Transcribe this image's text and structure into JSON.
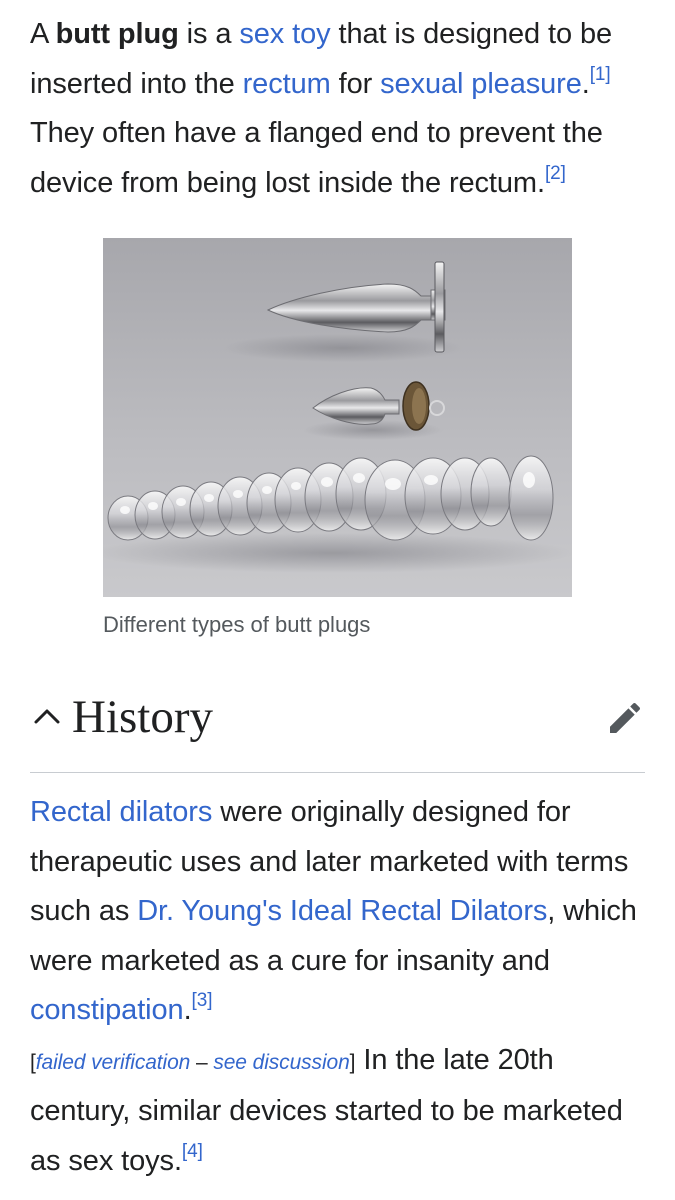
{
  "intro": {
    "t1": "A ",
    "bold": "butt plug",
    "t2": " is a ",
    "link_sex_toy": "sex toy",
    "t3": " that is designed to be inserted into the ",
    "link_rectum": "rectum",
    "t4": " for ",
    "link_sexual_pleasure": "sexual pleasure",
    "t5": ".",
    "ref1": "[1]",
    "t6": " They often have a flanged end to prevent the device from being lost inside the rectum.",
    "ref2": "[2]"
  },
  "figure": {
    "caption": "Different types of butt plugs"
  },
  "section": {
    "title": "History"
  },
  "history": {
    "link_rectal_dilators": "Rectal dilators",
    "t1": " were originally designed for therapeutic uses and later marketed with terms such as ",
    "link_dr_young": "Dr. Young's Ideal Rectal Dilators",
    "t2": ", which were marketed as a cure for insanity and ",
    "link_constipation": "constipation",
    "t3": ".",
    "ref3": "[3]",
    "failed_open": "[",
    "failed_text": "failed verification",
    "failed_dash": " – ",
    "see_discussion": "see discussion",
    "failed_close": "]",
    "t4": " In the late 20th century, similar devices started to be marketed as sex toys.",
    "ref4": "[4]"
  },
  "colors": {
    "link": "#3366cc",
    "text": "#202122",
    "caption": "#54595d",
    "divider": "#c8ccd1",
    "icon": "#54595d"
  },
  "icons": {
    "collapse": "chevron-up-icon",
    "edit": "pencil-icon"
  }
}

Task brief ->
Go through the listing above and write it all out exactly, leaving out any picture.

Answer ->
Transcribe this image's text and structure into JSON.
{
  "intro": {
    "t1": "A ",
    "bold": "butt plug",
    "t2": " is a ",
    "link_sex_toy": "sex toy",
    "t3": " that is designed to be inserted into the ",
    "link_rectum": "rectum",
    "t4": " for ",
    "link_sexual_pleasure": "sexual pleasure",
    "t5": ".",
    "ref1": "[1]",
    "t6": " They often have a flanged end to prevent the device from being lost inside the rectum.",
    "ref2": "[2]"
  },
  "figure": {
    "caption": "Different types of butt plugs"
  },
  "section": {
    "title": "History"
  },
  "history": {
    "link_rectal_dilators": "Rectal dilators",
    "t1": " were originally designed for therapeutic uses and later marketed with terms such as ",
    "link_dr_young": "Dr. Young's Ideal Rectal Dilators",
    "t2": ", which were marketed as a cure for insanity and ",
    "link_constipation": "constipation",
    "t3": ".",
    "ref3": "[3]",
    "failed_open": "[",
    "failed_text": "failed verification",
    "failed_dash": " – ",
    "see_discussion": "see discussion",
    "failed_close": "]",
    "t4": " In the late 20th century, similar devices started to be marketed as sex toys.",
    "ref4": "[4]"
  },
  "colors": {
    "link": "#3366cc",
    "text": "#202122",
    "caption": "#54595d",
    "divider": "#c8ccd1",
    "icon": "#54595d"
  },
  "icons": {
    "collapse": "chevron-up-icon",
    "edit": "pencil-icon"
  }
}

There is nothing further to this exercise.